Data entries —

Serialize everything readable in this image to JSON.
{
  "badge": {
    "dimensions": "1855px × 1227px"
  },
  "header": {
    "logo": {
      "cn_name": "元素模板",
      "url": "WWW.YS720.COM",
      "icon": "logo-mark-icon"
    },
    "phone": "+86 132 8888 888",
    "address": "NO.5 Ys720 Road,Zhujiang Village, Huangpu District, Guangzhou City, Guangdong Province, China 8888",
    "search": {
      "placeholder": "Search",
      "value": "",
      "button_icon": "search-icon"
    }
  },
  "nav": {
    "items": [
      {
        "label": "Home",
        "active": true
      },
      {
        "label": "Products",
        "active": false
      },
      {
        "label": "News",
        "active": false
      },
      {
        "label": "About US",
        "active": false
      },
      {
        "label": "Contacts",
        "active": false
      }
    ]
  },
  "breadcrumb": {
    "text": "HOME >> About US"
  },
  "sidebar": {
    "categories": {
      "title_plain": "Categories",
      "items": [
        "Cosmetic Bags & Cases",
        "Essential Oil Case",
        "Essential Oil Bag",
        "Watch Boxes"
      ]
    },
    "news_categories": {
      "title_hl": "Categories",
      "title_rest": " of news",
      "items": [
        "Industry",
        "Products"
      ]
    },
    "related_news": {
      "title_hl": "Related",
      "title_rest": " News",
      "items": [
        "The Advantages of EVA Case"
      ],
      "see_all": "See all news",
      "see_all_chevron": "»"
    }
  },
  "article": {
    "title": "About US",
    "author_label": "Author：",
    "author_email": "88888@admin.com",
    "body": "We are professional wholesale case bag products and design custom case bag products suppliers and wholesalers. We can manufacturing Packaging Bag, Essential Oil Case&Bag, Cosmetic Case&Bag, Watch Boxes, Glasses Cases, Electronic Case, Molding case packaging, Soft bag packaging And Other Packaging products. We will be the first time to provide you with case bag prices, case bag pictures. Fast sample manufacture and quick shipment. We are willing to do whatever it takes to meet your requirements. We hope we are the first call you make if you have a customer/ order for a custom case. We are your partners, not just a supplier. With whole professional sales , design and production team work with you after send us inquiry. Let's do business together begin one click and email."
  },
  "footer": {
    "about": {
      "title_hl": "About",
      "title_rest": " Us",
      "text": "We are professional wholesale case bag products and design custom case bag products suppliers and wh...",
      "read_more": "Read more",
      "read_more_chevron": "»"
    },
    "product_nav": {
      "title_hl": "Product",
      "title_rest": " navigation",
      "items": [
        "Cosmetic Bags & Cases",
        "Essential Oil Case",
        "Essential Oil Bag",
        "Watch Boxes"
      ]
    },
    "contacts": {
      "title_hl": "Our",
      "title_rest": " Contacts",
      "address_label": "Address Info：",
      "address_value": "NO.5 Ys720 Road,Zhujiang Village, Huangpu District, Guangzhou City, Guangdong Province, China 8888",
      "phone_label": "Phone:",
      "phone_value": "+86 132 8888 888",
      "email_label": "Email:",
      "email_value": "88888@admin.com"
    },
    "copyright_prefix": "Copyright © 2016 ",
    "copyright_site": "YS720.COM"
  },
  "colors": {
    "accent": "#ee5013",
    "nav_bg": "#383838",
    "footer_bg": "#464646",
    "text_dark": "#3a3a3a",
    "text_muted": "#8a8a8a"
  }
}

Directions for this task —
Set down the entries verbatim, leaving none out.

The solution —
Serialize everything readable in this image to JSON.
{
  "badge": {
    "dimensions": "1855px × 1227px"
  },
  "header": {
    "logo": {
      "cn_name": "元素模板",
      "url": "WWW.YS720.COM",
      "icon": "logo-mark-icon"
    },
    "phone": "+86 132 8888 888",
    "address": "NO.5 Ys720 Road,Zhujiang Village, Huangpu District, Guangzhou City, Guangdong Province, China 8888",
    "search": {
      "placeholder": "Search",
      "value": "",
      "button_icon": "search-icon"
    }
  },
  "nav": {
    "items": [
      {
        "label": "Home",
        "active": true
      },
      {
        "label": "Products",
        "active": false
      },
      {
        "label": "News",
        "active": false
      },
      {
        "label": "About US",
        "active": false
      },
      {
        "label": "Contacts",
        "active": false
      }
    ]
  },
  "breadcrumb": {
    "text": "HOME >> About US"
  },
  "sidebar": {
    "categories": {
      "title_plain": "Categories",
      "items": [
        "Cosmetic Bags & Cases",
        "Essential Oil Case",
        "Essential Oil Bag",
        "Watch Boxes"
      ]
    },
    "news_categories": {
      "title_hl": "Categories",
      "title_rest": " of news",
      "items": [
        "Industry",
        "Products"
      ]
    },
    "related_news": {
      "title_hl": "Related",
      "title_rest": " News",
      "items": [
        "The Advantages of EVA Case"
      ],
      "see_all": "See all news",
      "see_all_chevron": "»"
    }
  },
  "article": {
    "title": "About US",
    "author_label": "Author：",
    "author_email": "88888@admin.com",
    "body": "We are professional wholesale case bag products and design custom case bag products suppliers and wholesalers. We can manufacturing Packaging Bag, Essential Oil Case&Bag, Cosmetic Case&Bag, Watch Boxes, Glasses Cases, Electronic Case, Molding case packaging, Soft bag packaging And Other Packaging products. We will be the first time to provide you with case bag prices, case bag pictures. Fast sample manufacture and quick shipment. We are willing to do whatever it takes to meet your requirements. We hope we are the first call you make if you have a customer/ order for a custom case. We are your partners, not just a supplier. With whole professional sales , design and production team work with you after send us inquiry. Let's do business together begin one click and email."
  },
  "footer": {
    "about": {
      "title_hl": "About",
      "title_rest": " Us",
      "text": "We are professional wholesale case bag products and design custom case bag products suppliers and wh...",
      "read_more": "Read more",
      "read_more_chevron": "»"
    },
    "product_nav": {
      "title_hl": "Product",
      "title_rest": " navigation",
      "items": [
        "Cosmetic Bags & Cases",
        "Essential Oil Case",
        "Essential Oil Bag",
        "Watch Boxes"
      ]
    },
    "contacts": {
      "title_hl": "Our",
      "title_rest": " Contacts",
      "address_label": "Address Info：",
      "address_value": "NO.5 Ys720 Road,Zhujiang Village, Huangpu District, Guangzhou City, Guangdong Province, China 8888",
      "phone_label": "Phone:",
      "phone_value": "+86 132 8888 888",
      "email_label": "Email:",
      "email_value": "88888@admin.com"
    },
    "copyright_prefix": "Copyright © 2016 ",
    "copyright_site": "YS720.COM"
  },
  "colors": {
    "accent": "#ee5013",
    "nav_bg": "#383838",
    "footer_bg": "#464646",
    "text_dark": "#3a3a3a",
    "text_muted": "#8a8a8a"
  }
}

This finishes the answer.